* WORK TO BE COMPLETED *
Each line containing the word "label" must be reported.

* EXTRACTED ENTRIES *
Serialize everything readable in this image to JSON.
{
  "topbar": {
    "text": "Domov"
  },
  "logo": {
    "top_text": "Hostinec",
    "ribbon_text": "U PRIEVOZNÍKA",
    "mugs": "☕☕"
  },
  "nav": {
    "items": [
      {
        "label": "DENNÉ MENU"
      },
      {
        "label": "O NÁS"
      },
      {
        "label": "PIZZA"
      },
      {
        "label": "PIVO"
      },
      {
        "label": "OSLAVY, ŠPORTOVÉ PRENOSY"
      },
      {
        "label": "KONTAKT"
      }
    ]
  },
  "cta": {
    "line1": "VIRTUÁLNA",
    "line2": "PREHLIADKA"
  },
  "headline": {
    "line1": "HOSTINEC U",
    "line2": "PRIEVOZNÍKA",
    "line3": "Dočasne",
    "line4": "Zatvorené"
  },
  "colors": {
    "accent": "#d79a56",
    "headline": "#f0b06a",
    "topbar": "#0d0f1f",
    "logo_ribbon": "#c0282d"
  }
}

* FINISHED ANSWER *
        "label": "DENNÉ MENU"
        "label": "O NÁS"
        "label": "PIZZA"
        "label": "PIVO"
        "label": "OSLAVY, ŠPORTOVÉ PRENOSY"
        "label": "KONTAKT"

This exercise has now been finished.